Alright, fresh new teaser is up and ready to view. Enjoy and stay tuned. Official trailer is coming soon. Film is damn near close to being finished.


----------



## ImpalasMagazine (Feb 15, 2011)

Bad Ass...... David....


----------



## film_david (Apr 20, 2012)

thx Mark, glad u like it! See u tomorrow!



ImpalasMagazine said:


> Bad Ass...... David....


----------



## fatboy209 (Jul 31, 2010)

film_david said:


> Alright, fresh new teaser is up and ready to view. Enjoy and stay tuned. Official trailer is coming soon. Film is damn near close to being finished.



Can't wait!!!!


----------



## Tripps (Mar 28, 2012)

cant wait until its out


----------



## Rag Ryda (Sep 5, 2010)

film_david said:


> Alright, fresh new teaser is up and ready to view. Enjoy and stay tuned. Official trailer is coming soon. Film is damn near close to being finished.


:thumbsup:


----------



## Lo pab 77 (Jul 28, 2011)

film_david said:


> Alright, fresh new teaser is up and ready to view. Enjoy and stay tuned. Official trailer is coming soon. Film is damn near close to being finished.


Love these teaser man! Can't wait for this to drop.


----------



## USO-ORLANDO (Jul 31, 2003)

This is gunna be the video to have forever!!Can wait!!


----------



## film_david (Apr 20, 2012)

USO-ORLANDO said:


> This is gunna be the video to have forever!!Can wait!!


thx Uso for the love and support!


----------



## poppa68_KI_4life (Mar 16, 2005)

How's it going? Love the teasers and also can't wait for the finished product.

Just a quick question, a hand full of people were asking if I had heard that you were gonna b filming in San Jose yesterday. I hadn't and asked a few people I know from other clubs and they hadn't.

I checked on this topIc and saw nothing to that affect or on the show And events topic .

Just wondering , was there a shoot here yesterday? And if so, why was it not put out there so more clubs and riders knew about it and givin the chance to roll out n represent?

Not trying to attack you, just wondering.

For all I know, location could have been too small, didn't want to get harrassed or shut down by p.d., or could have just been a quick little follow up shoot. like I said, I don't know, just asking to see if myself and some fellow riders missed out on an opportunity to be a part of what looks to b a great film.

◇ ◇ ◇ ◇

PROBLEM STATEMENT.
In the forum thread, what does film_david say is coming soon?

◇ ◇ ◇ ◇

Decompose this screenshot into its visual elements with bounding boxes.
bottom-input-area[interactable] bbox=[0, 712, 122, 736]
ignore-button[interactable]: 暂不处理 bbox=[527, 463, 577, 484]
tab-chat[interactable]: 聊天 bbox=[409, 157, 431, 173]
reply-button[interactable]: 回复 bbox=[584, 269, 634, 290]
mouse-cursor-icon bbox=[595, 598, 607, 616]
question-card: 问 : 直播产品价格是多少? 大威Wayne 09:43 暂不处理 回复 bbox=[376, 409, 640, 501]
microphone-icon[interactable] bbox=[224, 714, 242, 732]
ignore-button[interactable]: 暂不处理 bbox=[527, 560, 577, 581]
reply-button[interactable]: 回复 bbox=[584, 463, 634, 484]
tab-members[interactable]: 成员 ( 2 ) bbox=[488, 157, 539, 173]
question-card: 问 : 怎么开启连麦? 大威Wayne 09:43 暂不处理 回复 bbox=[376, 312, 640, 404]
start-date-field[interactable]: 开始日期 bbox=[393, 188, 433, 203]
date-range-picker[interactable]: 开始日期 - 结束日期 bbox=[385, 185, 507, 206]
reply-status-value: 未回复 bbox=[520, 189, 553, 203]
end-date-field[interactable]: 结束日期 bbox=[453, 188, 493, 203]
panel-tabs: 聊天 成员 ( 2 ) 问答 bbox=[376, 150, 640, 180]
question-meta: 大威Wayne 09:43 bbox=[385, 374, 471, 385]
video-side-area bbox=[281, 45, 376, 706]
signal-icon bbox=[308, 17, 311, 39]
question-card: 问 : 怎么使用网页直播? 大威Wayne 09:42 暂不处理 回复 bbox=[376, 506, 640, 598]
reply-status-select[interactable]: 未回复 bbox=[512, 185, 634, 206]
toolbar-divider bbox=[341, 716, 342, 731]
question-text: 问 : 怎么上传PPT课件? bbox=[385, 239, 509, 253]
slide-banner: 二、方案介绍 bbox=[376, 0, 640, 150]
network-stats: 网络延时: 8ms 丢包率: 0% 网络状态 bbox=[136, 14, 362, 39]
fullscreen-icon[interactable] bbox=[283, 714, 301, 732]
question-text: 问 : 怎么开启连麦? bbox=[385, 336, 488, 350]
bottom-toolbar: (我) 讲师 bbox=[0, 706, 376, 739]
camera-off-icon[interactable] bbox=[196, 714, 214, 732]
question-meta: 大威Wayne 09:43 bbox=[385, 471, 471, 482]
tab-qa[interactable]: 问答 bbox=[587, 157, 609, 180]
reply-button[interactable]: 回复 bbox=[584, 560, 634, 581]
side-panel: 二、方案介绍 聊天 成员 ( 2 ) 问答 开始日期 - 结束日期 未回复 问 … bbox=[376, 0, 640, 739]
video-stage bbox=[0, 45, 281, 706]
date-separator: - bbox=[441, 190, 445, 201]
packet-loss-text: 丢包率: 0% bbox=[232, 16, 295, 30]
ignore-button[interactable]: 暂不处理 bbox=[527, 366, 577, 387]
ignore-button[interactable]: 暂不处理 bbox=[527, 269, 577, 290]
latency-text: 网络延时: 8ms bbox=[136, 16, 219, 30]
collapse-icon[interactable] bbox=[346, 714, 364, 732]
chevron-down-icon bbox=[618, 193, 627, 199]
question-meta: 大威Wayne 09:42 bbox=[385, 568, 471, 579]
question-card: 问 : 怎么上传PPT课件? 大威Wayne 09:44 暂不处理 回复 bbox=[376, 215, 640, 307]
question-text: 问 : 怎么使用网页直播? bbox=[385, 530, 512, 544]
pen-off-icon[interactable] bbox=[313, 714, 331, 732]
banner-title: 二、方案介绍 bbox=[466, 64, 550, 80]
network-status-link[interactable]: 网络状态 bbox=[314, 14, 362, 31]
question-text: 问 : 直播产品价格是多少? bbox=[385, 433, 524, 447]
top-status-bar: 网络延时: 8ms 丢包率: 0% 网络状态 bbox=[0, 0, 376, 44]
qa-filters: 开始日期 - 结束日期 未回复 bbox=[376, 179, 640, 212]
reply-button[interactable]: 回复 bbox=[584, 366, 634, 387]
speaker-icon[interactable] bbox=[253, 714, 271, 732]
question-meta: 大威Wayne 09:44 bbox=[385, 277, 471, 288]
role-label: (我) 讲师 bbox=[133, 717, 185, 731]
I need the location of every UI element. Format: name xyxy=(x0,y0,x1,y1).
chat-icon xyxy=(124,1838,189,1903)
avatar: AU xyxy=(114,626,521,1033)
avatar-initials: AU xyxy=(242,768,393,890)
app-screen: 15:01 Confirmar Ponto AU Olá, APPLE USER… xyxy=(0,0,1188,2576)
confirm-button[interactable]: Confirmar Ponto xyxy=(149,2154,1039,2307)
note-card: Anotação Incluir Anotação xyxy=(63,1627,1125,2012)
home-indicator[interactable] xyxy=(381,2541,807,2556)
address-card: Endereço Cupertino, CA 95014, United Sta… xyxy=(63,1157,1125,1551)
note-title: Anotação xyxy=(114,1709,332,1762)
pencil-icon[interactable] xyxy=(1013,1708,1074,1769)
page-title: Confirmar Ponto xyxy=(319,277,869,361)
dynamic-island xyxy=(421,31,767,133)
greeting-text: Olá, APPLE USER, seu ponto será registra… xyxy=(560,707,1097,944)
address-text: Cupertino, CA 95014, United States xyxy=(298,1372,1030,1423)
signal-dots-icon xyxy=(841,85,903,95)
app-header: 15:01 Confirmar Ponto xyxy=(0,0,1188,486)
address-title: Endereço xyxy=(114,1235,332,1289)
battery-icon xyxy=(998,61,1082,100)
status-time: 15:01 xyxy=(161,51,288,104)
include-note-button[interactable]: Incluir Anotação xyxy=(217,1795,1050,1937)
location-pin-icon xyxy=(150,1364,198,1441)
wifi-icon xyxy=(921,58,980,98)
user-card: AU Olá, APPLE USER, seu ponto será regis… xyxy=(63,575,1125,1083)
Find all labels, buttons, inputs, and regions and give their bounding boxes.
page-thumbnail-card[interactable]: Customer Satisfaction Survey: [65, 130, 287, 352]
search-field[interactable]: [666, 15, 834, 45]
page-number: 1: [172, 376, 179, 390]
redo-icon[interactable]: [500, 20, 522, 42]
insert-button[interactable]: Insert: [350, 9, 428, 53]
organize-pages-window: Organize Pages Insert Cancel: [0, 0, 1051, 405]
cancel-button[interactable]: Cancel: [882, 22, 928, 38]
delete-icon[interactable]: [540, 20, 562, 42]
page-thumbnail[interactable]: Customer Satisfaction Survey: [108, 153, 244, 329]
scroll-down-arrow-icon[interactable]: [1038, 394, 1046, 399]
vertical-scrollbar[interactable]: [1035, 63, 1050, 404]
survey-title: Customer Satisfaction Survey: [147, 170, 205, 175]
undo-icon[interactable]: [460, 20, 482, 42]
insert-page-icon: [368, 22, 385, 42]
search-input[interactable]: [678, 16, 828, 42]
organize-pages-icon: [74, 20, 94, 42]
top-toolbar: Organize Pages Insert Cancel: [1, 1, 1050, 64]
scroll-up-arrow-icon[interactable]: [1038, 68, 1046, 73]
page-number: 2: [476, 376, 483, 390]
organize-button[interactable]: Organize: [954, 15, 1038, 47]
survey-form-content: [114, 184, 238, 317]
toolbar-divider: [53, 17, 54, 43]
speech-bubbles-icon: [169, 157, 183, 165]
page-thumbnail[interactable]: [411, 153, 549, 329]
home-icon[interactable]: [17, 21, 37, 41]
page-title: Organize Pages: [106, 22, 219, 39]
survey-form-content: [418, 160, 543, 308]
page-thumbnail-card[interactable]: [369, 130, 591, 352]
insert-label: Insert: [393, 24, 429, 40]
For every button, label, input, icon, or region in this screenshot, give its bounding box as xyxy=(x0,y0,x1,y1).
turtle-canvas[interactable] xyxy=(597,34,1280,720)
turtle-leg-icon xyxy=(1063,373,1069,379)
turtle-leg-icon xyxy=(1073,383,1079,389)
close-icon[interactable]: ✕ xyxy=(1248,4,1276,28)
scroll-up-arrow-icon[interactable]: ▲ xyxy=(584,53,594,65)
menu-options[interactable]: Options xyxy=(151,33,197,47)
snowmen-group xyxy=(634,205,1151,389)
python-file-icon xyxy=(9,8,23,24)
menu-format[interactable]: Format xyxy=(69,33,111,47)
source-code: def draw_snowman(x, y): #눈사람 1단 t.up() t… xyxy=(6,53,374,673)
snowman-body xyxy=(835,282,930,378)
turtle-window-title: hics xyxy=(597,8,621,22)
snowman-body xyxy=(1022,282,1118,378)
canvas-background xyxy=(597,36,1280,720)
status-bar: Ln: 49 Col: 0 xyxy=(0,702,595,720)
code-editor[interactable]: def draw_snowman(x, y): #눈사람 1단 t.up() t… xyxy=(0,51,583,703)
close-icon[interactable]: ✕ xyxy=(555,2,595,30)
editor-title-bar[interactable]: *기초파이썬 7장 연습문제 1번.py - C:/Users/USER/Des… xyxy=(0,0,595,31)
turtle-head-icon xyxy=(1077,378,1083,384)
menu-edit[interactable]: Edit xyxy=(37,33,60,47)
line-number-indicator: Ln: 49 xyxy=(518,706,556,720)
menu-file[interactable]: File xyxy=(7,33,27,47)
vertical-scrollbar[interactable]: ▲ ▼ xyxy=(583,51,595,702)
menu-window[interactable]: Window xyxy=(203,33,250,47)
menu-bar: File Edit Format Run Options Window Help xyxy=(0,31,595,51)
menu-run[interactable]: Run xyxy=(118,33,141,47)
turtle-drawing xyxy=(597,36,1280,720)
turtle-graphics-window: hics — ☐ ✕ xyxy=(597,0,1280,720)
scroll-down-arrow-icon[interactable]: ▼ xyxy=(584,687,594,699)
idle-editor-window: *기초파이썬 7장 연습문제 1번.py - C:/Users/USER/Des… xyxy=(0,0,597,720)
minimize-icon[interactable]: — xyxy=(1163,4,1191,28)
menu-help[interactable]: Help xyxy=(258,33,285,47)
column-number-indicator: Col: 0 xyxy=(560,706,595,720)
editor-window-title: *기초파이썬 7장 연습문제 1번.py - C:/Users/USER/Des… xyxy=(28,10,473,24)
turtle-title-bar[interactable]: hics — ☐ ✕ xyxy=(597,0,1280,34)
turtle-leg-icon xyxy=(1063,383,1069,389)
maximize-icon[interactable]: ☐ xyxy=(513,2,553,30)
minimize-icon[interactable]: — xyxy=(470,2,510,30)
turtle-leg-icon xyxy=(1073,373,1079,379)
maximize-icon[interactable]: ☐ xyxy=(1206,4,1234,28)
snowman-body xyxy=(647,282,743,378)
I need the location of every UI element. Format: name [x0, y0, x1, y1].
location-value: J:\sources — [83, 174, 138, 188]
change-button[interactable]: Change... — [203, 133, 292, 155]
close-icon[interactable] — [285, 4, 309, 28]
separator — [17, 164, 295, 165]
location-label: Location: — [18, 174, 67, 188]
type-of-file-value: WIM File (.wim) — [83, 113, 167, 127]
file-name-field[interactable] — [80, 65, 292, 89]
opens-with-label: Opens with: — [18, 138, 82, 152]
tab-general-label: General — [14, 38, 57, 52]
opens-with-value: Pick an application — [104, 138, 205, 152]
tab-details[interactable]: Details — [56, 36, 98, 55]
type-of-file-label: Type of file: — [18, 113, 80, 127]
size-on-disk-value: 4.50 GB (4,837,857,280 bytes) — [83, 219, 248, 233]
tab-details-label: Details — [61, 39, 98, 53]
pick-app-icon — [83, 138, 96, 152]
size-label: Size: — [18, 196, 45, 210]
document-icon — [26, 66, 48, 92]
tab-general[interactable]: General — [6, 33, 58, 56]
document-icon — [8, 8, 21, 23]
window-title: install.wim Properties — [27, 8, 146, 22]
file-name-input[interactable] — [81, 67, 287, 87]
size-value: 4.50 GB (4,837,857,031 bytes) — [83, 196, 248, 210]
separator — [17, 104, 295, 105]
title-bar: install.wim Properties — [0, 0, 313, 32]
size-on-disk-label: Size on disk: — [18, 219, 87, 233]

◇ ◇ ◇ ◇

WRITTEN RESPONSE.
The official trailer.